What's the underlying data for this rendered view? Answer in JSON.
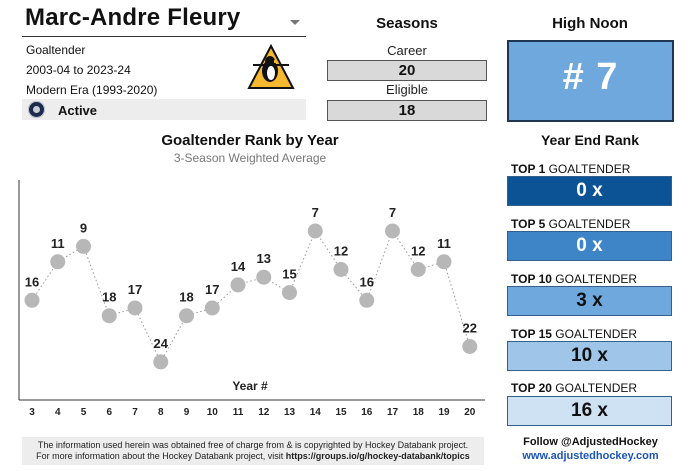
{
  "player": {
    "name": "Marc-Andre Fleury",
    "position": "Goaltender",
    "years": "2003-04 to 2023-24",
    "era": "Modern Era (1993-2020)",
    "status": "Active"
  },
  "seasons": {
    "title": "Seasons",
    "career_label": "Career",
    "career_value": "20",
    "eligible_label": "Eligible",
    "eligible_value": "18"
  },
  "high_noon": {
    "title": "High Noon",
    "value": "# 7"
  },
  "year_end_rank": {
    "title": "Year End Rank",
    "rows": [
      {
        "top": "TOP 1",
        "suffix": "GOALTENDER",
        "value": "0 x",
        "color": "#0b5394",
        "text_color": "#ffffff"
      },
      {
        "top": "TOP 5",
        "suffix": "GOALTENDER",
        "value": "0 x",
        "color": "#3d85c6",
        "text_color": "#ffffff"
      },
      {
        "top": "TOP 10",
        "suffix": "GOALTENDER",
        "value": "3 x",
        "color": "#6fa8dc",
        "text_color": "#111111"
      },
      {
        "top": "TOP 15",
        "suffix": "GOALTENDER",
        "value": "10 x",
        "color": "#9fc5e8",
        "text_color": "#111111"
      },
      {
        "top": "TOP 20",
        "suffix": "GOALTENDER",
        "value": "16 x",
        "color": "#cfe2f3",
        "text_color": "#111111"
      }
    ]
  },
  "chart_data": {
    "type": "line",
    "title": "Goaltender Rank by Year",
    "subtitle": "3-Season Weighted Average",
    "xlabel": "Year #",
    "ylabel": "",
    "x": [
      3,
      4,
      5,
      6,
      7,
      8,
      9,
      10,
      11,
      12,
      13,
      14,
      15,
      16,
      17,
      18,
      19,
      20
    ],
    "values": [
      16,
      11,
      9,
      18,
      17,
      24,
      18,
      17,
      14,
      13,
      15,
      7,
      12,
      16,
      7,
      12,
      11,
      22
    ],
    "y_axis_inverted": true,
    "grid": false,
    "point_color": "#b7b7b7",
    "line_style": "dotted"
  },
  "footer": {
    "line1": "The information used herein was obtained free of charge from & is copyrighted by Hockey Databank project.",
    "line2_prefix": "For more information about the Hockey Databank project, visit ",
    "line2_link": "https://groups.io/g/hockey-databank/topics",
    "follow": "Follow @AdjustedHockey",
    "website": "www.adjustedhockey.com"
  }
}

☆ ☆ ☆ ☆ ☆

[GIVEN TASK]
Find the lines containing "project" and list every one of them.

[RESPONSE FOR THIS EXERCISE]
    "line1": "The information used herein was obtained free of charge from & is copyrighted by Hockey Databank project.",
    "line2_prefix": "For more information about the Hockey Databank project, visit ",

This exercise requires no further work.